Omit every picture, then give all the entries again exactly.

______________________________

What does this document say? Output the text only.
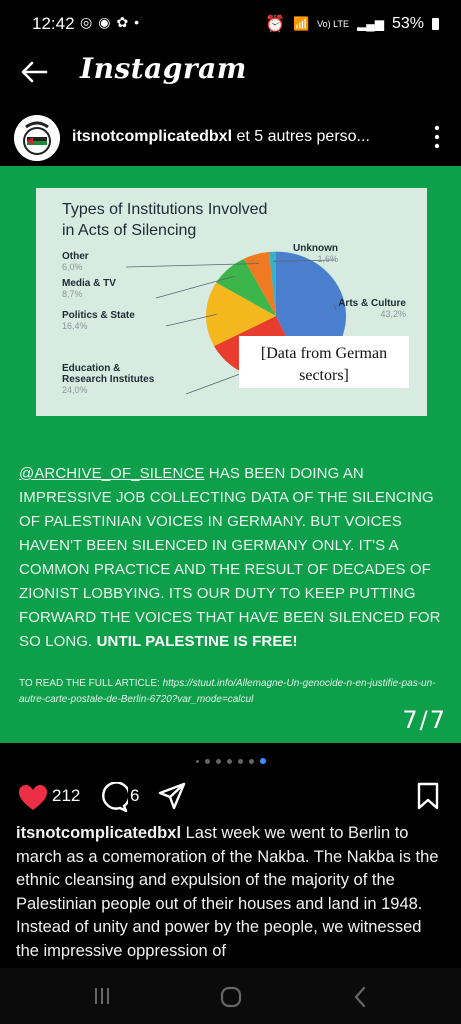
12:42 ◎ ◉ ✿ •	⏰ 📶 Vo) LTE ▂▄▆ 53%
Instagram
itsnotcomplicatedbxl et 5 autres perso...
Types of Institutions Involved
in Acts of Silencing
Arts & Culture
43,2%
Education &
Research Institutes
24,0%
Politics & State
16,4%
Media & TV
8,7%
Other
6,0%
Unknown
1,6%
[Data from German
sectors]
@ARCHIVE_OF_SILENCE HAS BEEN DOING AN IMPRESSIVE JOB COLLECTING DATA OF THE SILENCING OF PALESTINIAN VOICES IN GERMANY. BUT VOICES HAVEN'T BEEN SILENCED IN GERMANY ONLY. IT'S A COMMON PRACTICE AND THE RESULT OF DECADES OF ZIONIST LOBBYING. ITS OUR DUTY TO KEEP PUTTING FORWARD THE VOICES THAT HAVE BEEN SILENCED FOR SO LONG. UNTIL PALESTINE IS FREE!
TO READ THE FULL ARTICLE: https://stuut.info/Allemagne-Un-genocide-n-en-justifie-pas-un-autre-carte-postale-de-Berlin-6720?var_mode=calcul
7/7
212	6
itsnotcomplicatedbxl Last week we went to Berlin to march as a comemoration of the Nakba. The Nakba is the ethnic cleansing and expulsion of the majority of the Palestinian people out of their houses and land in 1948. Instead of unity and power by the people, we witnessed the impressive oppression of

______________________________

### OUTPUT OF THE TASK:
What does this document say? Output the text only.
12:42 ◎ ◉ ✿ •	⏰ 📶 Vo) LTE ▂▄▆ 53%
Instagram
itsnotcomplicatedbxl et 5 autres perso...
Types of Institutions Involved
in Acts of Silencing
Arts & Culture
43,2%
Education &
Research Institutes
24,0%
Politics & State
16,4%
Media & TV
8,7%
Other
6,0%
Unknown
1,6%
[Data from German
sectors]
@ARCHIVE_OF_SILENCE HAS BEEN DOING AN IMPRESSIVE JOB COLLECTING DATA OF THE SILENCING OF PALESTINIAN VOICES IN GERMANY. BUT VOICES HAVEN'T BEEN SILENCED IN GERMANY ONLY. IT'S A COMMON PRACTICE AND THE RESULT OF DECADES OF ZIONIST LOBBYING. ITS OUR DUTY TO KEEP PUTTING FORWARD THE VOICES THAT HAVE BEEN SILENCED FOR SO LONG. UNTIL PALESTINE IS FREE!
TO READ THE FULL ARTICLE: https://stuut.info/Allemagne-Un-genocide-n-en-justifie-pas-un-autre-carte-postale-de-Berlin-6720?var_mode=calcul
7/7
212	6
itsnotcomplicatedbxl Last week we went to Berlin to march as a comemoration of the Nakba. The Nakba is the ethnic cleansing and expulsion of the majority of the Palestinian people out of their houses and land in 1948. Instead of unity and power by the people, we witnessed the impressive oppression of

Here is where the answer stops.